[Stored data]

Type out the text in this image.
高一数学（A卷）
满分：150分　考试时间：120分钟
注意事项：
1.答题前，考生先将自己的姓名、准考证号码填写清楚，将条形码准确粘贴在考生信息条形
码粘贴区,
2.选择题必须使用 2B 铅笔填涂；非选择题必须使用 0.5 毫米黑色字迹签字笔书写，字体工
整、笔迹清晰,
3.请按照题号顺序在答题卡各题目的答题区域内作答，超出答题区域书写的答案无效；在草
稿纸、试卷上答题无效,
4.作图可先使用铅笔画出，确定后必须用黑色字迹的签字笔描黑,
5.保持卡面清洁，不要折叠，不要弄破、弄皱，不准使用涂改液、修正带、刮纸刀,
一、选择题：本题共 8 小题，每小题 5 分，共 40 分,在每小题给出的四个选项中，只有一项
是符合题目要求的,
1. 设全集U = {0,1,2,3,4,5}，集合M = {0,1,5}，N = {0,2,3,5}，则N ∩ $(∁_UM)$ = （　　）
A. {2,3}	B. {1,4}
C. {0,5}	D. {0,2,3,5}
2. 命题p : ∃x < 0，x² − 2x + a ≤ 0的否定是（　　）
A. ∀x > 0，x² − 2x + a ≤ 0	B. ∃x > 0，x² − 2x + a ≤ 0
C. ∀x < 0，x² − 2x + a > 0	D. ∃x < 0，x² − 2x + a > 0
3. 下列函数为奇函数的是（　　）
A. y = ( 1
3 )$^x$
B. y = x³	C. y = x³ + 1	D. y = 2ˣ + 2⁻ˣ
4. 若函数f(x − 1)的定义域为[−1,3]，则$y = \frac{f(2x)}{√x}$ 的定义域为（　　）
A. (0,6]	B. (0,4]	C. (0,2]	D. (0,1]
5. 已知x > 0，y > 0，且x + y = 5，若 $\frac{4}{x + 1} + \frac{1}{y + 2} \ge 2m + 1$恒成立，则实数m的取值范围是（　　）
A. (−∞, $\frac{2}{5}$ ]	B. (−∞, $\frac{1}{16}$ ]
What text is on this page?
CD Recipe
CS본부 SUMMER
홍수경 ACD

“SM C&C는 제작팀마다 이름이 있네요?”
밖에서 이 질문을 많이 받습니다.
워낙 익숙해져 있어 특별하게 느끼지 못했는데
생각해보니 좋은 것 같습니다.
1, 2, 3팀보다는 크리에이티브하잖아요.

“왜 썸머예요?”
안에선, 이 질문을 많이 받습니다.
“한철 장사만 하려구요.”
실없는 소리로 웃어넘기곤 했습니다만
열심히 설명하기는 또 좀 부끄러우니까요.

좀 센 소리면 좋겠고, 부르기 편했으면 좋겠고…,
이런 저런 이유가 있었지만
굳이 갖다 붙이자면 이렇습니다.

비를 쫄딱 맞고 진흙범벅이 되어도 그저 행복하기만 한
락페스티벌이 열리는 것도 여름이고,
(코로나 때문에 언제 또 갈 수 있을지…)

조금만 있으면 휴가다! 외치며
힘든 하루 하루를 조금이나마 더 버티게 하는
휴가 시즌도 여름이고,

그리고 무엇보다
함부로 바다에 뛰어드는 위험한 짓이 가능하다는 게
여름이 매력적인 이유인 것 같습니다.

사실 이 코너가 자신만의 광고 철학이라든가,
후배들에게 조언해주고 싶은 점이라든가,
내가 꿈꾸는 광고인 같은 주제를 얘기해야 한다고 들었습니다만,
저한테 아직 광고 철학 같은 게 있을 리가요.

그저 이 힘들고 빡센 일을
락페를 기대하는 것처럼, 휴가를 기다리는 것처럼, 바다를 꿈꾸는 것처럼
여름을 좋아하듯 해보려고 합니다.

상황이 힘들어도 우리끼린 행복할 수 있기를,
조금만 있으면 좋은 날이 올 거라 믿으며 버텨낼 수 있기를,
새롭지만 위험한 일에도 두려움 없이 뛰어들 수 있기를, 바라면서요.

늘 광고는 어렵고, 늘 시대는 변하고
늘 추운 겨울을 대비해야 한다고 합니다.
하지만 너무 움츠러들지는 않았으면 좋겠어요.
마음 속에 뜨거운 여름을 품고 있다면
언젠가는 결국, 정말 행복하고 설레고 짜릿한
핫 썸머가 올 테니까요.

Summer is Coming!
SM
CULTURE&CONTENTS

* [GIVEN REQUEST] Find the word "text" in the data and show each line that holds it.

* [EXERCISE SOLUTION]
Type out the text in this image.
What text is on this page?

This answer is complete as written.